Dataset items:
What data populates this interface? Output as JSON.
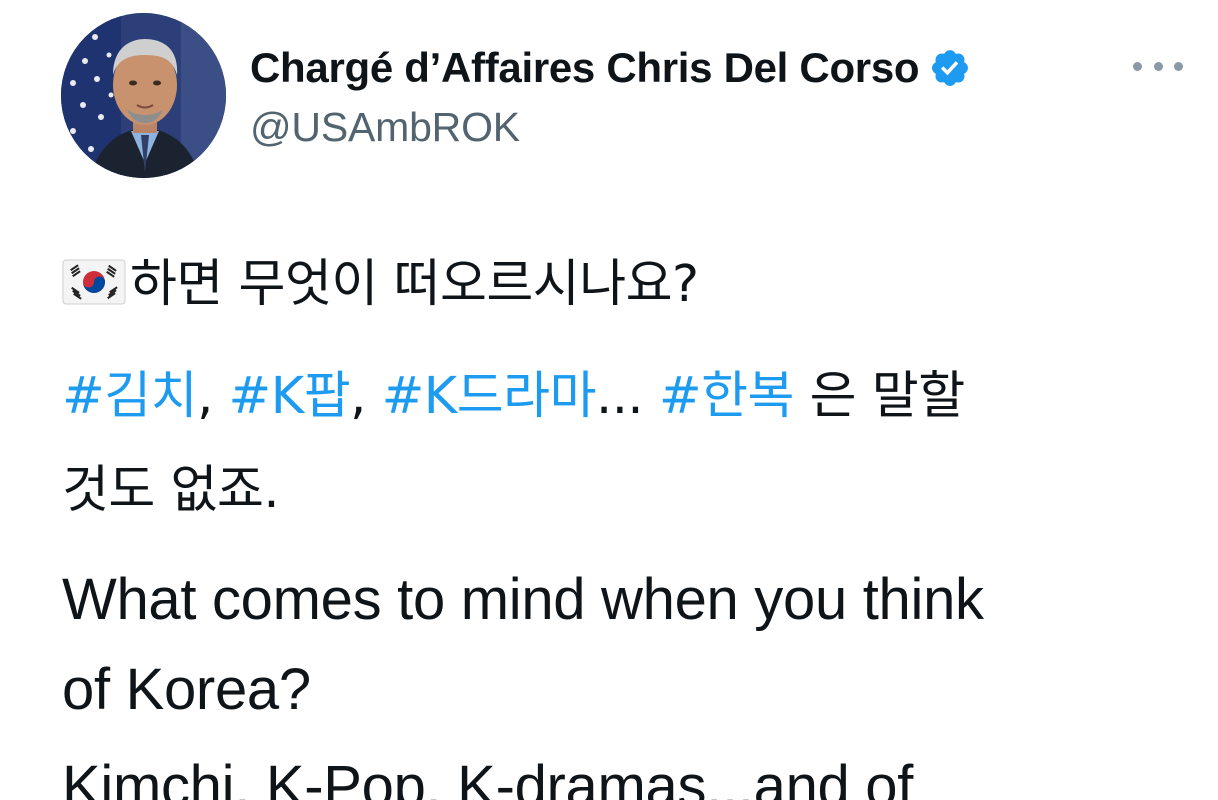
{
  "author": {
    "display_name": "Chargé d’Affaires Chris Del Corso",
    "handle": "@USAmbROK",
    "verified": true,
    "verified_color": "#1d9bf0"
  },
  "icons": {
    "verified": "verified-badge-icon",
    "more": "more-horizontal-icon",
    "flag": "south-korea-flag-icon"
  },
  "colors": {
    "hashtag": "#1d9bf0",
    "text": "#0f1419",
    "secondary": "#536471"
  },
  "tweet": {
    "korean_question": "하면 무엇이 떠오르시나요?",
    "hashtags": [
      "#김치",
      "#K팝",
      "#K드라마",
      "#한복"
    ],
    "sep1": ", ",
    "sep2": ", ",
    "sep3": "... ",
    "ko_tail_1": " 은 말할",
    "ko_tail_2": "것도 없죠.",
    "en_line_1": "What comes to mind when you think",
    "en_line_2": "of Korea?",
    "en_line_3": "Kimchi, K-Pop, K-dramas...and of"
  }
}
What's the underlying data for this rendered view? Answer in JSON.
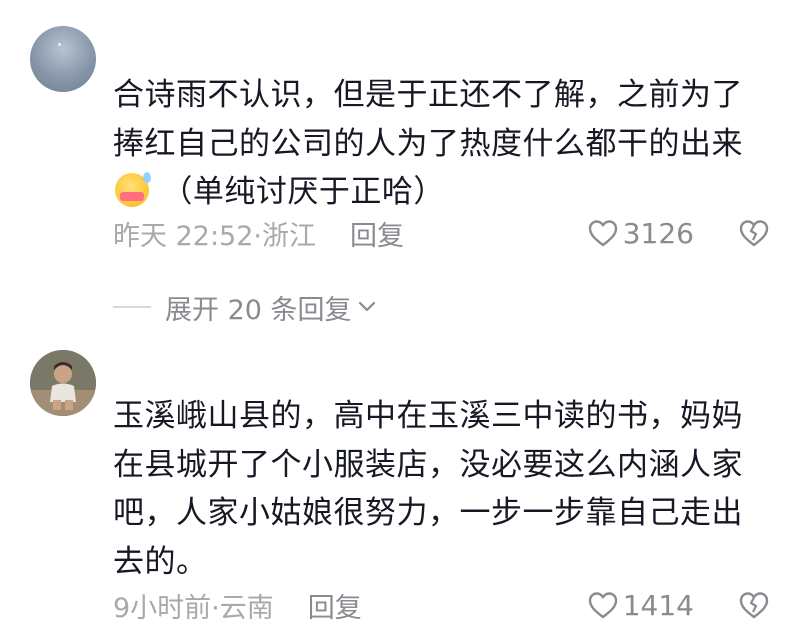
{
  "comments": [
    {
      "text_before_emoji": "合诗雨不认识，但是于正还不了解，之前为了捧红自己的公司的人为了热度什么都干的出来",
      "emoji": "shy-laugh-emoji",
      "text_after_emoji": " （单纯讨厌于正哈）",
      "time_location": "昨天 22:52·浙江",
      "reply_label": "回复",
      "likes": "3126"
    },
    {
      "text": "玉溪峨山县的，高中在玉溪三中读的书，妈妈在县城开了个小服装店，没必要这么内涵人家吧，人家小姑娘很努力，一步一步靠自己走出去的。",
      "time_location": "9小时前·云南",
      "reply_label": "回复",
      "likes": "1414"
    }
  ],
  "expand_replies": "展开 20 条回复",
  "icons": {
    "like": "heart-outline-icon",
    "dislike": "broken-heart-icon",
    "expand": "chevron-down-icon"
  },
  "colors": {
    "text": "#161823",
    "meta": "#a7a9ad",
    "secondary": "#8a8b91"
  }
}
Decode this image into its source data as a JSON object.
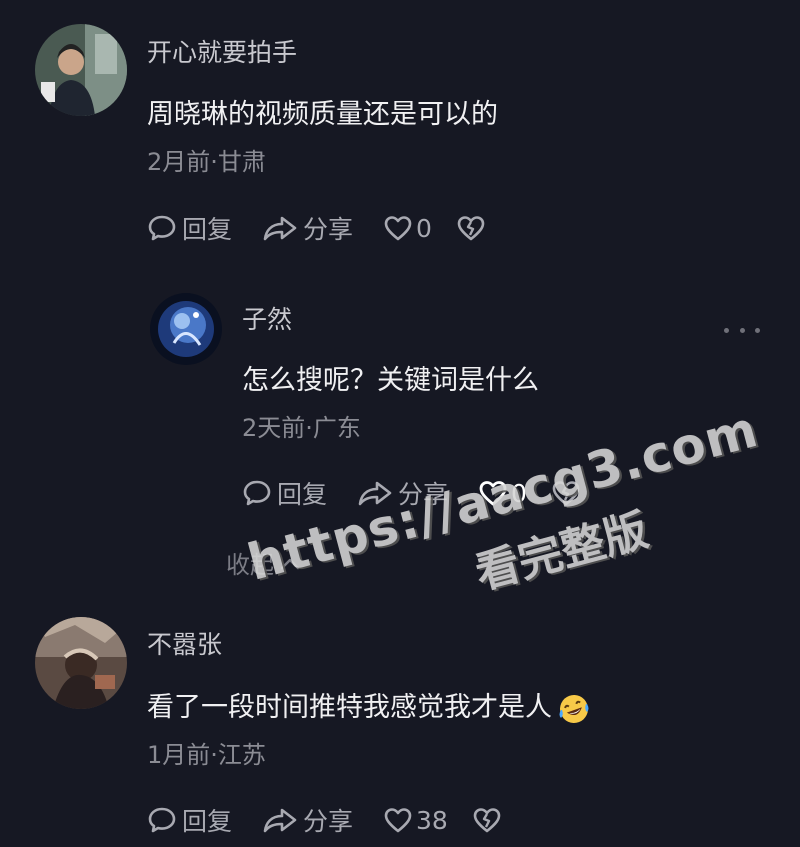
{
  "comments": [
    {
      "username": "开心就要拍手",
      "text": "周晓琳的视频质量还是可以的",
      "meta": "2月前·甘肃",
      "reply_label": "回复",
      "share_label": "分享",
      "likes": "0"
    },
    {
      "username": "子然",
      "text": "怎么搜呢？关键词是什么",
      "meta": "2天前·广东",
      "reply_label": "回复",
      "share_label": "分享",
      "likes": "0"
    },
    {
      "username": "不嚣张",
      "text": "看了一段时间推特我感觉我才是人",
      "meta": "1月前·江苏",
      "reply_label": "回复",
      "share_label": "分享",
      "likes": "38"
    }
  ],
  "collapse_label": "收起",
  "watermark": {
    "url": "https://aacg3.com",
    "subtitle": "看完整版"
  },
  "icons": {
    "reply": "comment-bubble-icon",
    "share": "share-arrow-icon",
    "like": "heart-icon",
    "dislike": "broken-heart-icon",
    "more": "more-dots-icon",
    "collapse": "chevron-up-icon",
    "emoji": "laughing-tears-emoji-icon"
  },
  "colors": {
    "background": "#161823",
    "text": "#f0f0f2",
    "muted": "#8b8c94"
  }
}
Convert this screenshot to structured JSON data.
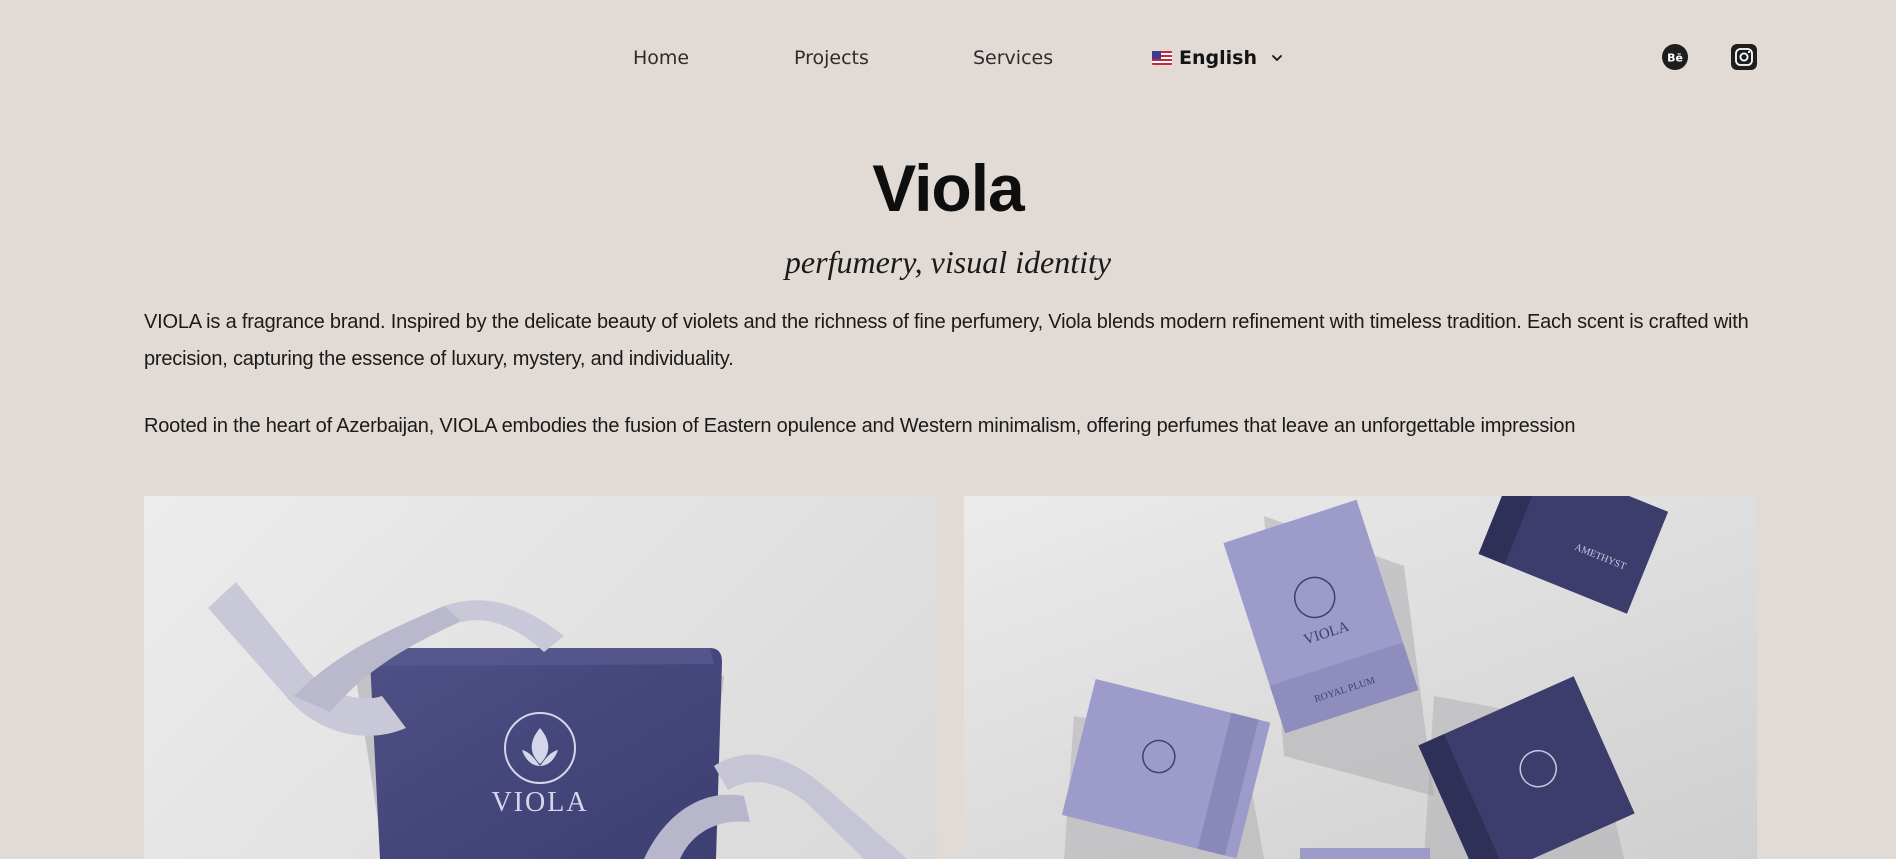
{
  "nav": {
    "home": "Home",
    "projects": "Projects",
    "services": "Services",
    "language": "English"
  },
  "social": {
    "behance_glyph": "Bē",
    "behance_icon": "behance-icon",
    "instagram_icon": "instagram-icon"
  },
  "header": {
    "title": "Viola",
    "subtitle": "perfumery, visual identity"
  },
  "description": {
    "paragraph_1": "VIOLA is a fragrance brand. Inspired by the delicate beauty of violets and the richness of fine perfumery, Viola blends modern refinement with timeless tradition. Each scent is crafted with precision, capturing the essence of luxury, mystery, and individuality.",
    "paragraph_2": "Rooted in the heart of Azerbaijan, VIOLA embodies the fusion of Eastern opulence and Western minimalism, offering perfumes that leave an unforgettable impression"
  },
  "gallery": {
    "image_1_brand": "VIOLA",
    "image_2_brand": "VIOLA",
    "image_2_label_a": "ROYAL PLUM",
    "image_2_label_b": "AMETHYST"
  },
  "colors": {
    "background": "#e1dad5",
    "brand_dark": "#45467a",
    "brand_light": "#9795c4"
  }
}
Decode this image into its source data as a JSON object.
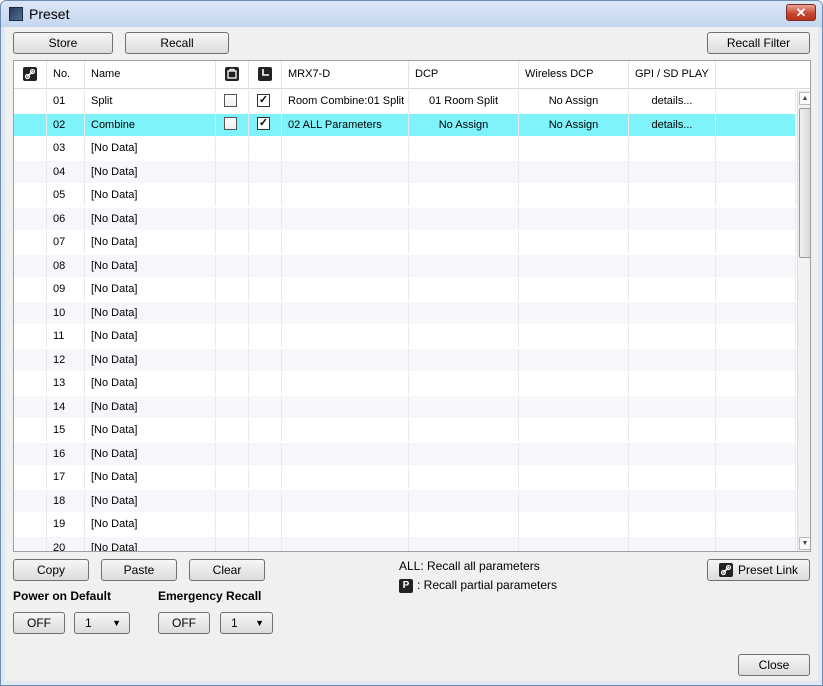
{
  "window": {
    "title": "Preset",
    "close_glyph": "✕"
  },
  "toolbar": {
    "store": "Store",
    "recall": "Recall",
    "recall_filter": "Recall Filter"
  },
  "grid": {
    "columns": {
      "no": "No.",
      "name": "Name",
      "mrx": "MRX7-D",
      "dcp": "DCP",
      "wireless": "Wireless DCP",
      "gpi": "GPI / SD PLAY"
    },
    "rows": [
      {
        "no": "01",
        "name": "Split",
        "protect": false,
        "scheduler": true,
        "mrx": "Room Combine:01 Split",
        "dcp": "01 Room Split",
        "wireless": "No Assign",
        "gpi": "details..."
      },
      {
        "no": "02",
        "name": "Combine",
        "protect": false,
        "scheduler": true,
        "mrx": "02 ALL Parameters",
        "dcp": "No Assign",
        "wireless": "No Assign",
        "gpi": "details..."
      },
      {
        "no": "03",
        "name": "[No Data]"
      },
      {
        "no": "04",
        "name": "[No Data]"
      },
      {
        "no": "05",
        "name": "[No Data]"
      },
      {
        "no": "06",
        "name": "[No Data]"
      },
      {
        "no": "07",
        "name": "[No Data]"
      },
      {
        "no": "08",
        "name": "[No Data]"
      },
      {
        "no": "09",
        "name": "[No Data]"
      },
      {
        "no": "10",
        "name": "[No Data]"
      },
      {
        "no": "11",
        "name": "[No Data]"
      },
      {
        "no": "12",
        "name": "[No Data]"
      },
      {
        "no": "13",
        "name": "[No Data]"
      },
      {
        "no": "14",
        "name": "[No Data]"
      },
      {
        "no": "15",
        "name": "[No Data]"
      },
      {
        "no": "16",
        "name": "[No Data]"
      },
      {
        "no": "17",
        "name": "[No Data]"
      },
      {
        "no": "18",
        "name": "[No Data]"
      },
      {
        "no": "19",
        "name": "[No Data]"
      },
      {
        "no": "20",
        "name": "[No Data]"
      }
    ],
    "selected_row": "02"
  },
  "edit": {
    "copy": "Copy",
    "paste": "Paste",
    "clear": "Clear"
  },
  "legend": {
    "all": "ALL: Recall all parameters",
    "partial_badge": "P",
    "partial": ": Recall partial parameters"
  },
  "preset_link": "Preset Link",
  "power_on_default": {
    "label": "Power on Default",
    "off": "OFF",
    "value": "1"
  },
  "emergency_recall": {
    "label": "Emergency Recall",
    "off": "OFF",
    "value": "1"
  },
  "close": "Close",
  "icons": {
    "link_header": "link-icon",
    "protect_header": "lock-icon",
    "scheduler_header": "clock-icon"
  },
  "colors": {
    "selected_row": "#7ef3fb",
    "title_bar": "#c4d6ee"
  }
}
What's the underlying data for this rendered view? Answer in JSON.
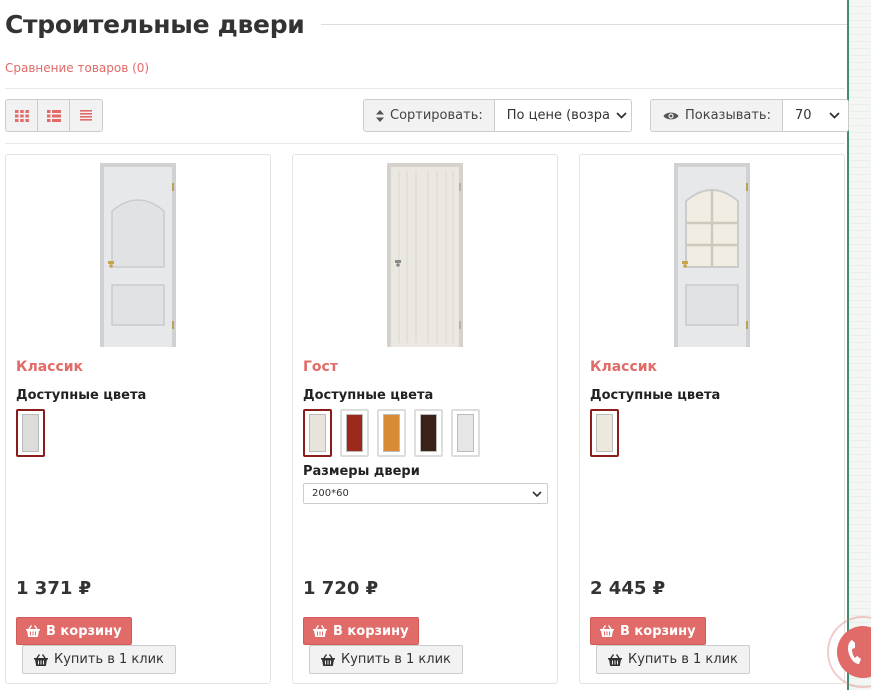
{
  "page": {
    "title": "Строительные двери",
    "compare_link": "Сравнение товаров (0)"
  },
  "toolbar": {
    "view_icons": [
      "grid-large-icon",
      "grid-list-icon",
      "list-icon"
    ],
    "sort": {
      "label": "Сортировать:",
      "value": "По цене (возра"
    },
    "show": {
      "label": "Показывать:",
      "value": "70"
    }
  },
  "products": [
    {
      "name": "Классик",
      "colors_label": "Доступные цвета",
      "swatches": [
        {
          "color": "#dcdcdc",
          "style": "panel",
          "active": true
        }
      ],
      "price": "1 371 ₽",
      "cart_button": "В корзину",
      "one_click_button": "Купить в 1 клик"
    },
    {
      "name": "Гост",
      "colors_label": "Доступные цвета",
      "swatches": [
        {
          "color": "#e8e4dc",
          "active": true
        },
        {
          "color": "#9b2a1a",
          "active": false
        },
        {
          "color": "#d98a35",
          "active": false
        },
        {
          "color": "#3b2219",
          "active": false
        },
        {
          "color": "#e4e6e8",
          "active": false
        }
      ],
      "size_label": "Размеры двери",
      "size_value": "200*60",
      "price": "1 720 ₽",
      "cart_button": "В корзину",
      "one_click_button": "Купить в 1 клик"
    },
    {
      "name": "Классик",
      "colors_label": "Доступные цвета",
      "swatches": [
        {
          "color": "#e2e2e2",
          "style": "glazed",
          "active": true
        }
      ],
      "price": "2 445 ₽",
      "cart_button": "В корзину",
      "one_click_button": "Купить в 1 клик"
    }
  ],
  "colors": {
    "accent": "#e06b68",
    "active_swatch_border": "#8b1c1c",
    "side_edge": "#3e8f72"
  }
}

Short task:
State how many lines include the string "background", and nothing more.

Completed exercise:
2